==== EXERCISE MATERIAL

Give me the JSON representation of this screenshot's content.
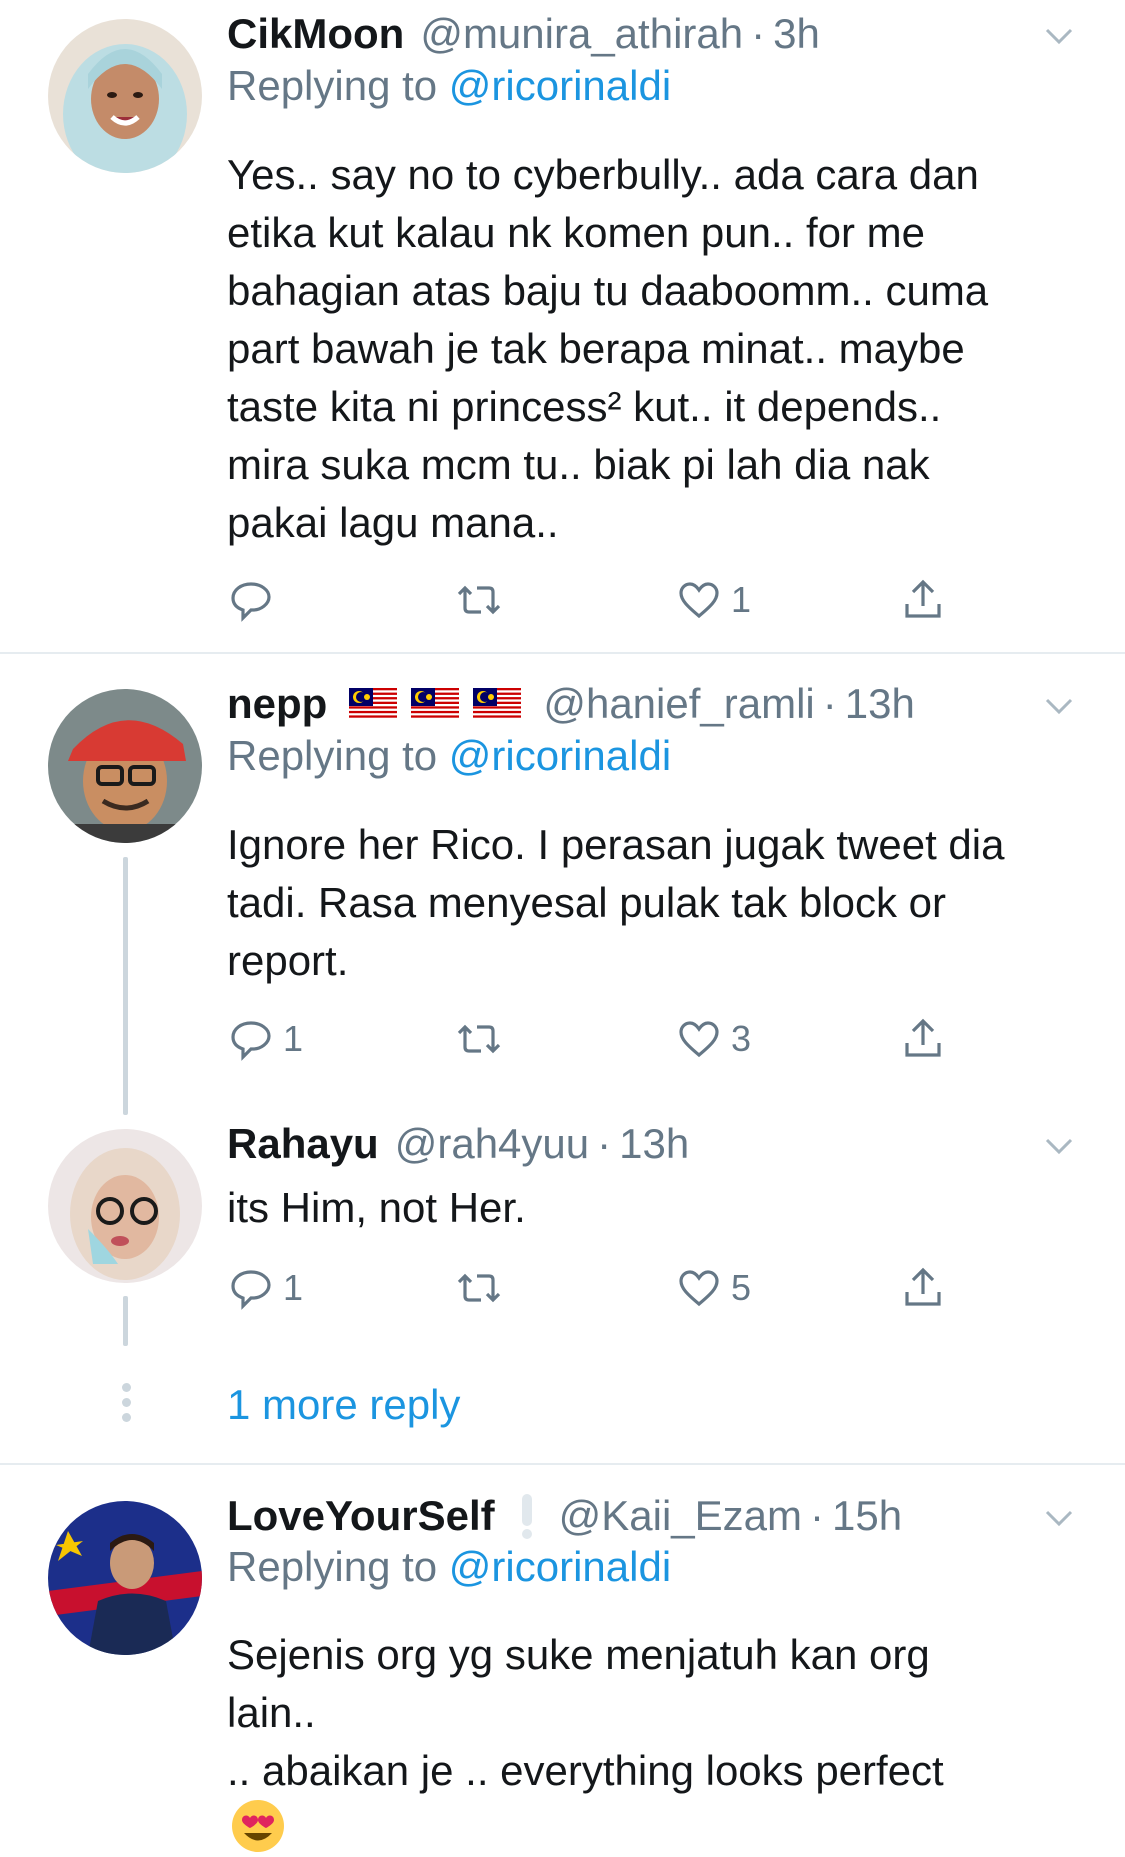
{
  "tweets": [
    {
      "name": "CikMoon",
      "handle": "@munira_athirah",
      "dot": "·",
      "time": "3h",
      "replying_prefix": "Replying to ",
      "replying_to": "@ricorinaldi",
      "text": "Yes.. say no to cyberbully.. ada cara dan\netika kut kalau nk komen pun.. for me\nbahagian atas baju tu daaboomm.. cuma\npart bawah je tak berapa minat.. maybe\ntaste kita ni princess² kut.. it depends..\nmira suka mcm tu.. biak pi lah dia nak\npakai lagu mana..",
      "replies": "",
      "retweets": "",
      "likes": "1"
    },
    {
      "name": "nepp",
      "flags": [
        "malaysia-flag",
        "malaysia-flag",
        "malaysia-flag"
      ],
      "handle": "@hanief_ramli",
      "dot": "·",
      "time": "13h",
      "replying_prefix": "Replying to ",
      "replying_to": "@ricorinaldi",
      "text": "Ignore her Rico. I perasan jugak tweet dia\ntadi. Rasa menyesal pulak tak block or\nreport.",
      "replies": "1",
      "retweets": "",
      "likes": "3"
    },
    {
      "name": "Rahayu",
      "handle": "@rah4yuu",
      "dot": "·",
      "time": "13h",
      "text": "its Him, not Her.",
      "replies": "1",
      "retweets": "",
      "likes": "5"
    },
    {
      "name": "LoveYourSelf",
      "name_emoji": "white-exclamation-icon",
      "handle": "@Kaii_Ezam",
      "dot": "·",
      "time": "15h",
      "replying_prefix": "Replying to ",
      "replying_to": "@ricorinaldi",
      "text": "Sejenis org yg suke menjatuh kan org\nlain..\n.. abaikan je .. everything looks perfect",
      "trailing_emoji": "heart-eyes-emoji"
    }
  ],
  "more_reply": "1 more reply",
  "colors": {
    "link": "#1b95e0",
    "secondary": "#657786",
    "separator": "#e6ecf0",
    "thread_line": "#ccd6dd"
  }
}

========

- GIVEN PROBLEM:
Every record gets retyped exactly; no picture goes into the copy.

- SOLUTION TO THE PROBLEM:
Give me the JSON representation of this screenshot's content.
{
  "tweets": [
    {
      "name": "CikMoon",
      "handle": "@munira_athirah",
      "dot": "·",
      "time": "3h",
      "replying_prefix": "Replying to ",
      "replying_to": "@ricorinaldi",
      "text": "Yes.. say no to cyberbully.. ada cara dan\netika kut kalau nk komen pun.. for me\nbahagian atas baju tu daaboomm.. cuma\npart bawah je tak berapa minat.. maybe\ntaste kita ni princess² kut.. it depends..\nmira suka mcm tu.. biak pi lah dia nak\npakai lagu mana..",
      "replies": "",
      "retweets": "",
      "likes": "1"
    },
    {
      "name": "nepp",
      "flags": [
        "malaysia-flag",
        "malaysia-flag",
        "malaysia-flag"
      ],
      "handle": "@hanief_ramli",
      "dot": "·",
      "time": "13h",
      "replying_prefix": "Replying to ",
      "replying_to": "@ricorinaldi",
      "text": "Ignore her Rico. I perasan jugak tweet dia\ntadi. Rasa menyesal pulak tak block or\nreport.",
      "replies": "1",
      "retweets": "",
      "likes": "3"
    },
    {
      "name": "Rahayu",
      "handle": "@rah4yuu",
      "dot": "·",
      "time": "13h",
      "text": "its Him, not Her.",
      "replies": "1",
      "retweets": "",
      "likes": "5"
    },
    {
      "name": "LoveYourSelf",
      "name_emoji": "white-exclamation-icon",
      "handle": "@Kaii_Ezam",
      "dot": "·",
      "time": "15h",
      "replying_prefix": "Replying to ",
      "replying_to": "@ricorinaldi",
      "text": "Sejenis org yg suke menjatuh kan org\nlain..\n.. abaikan je .. everything looks perfect",
      "trailing_emoji": "heart-eyes-emoji"
    }
  ],
  "more_reply": "1 more reply",
  "colors": {
    "link": "#1b95e0",
    "secondary": "#657786",
    "separator": "#e6ecf0",
    "thread_line": "#ccd6dd"
  }
}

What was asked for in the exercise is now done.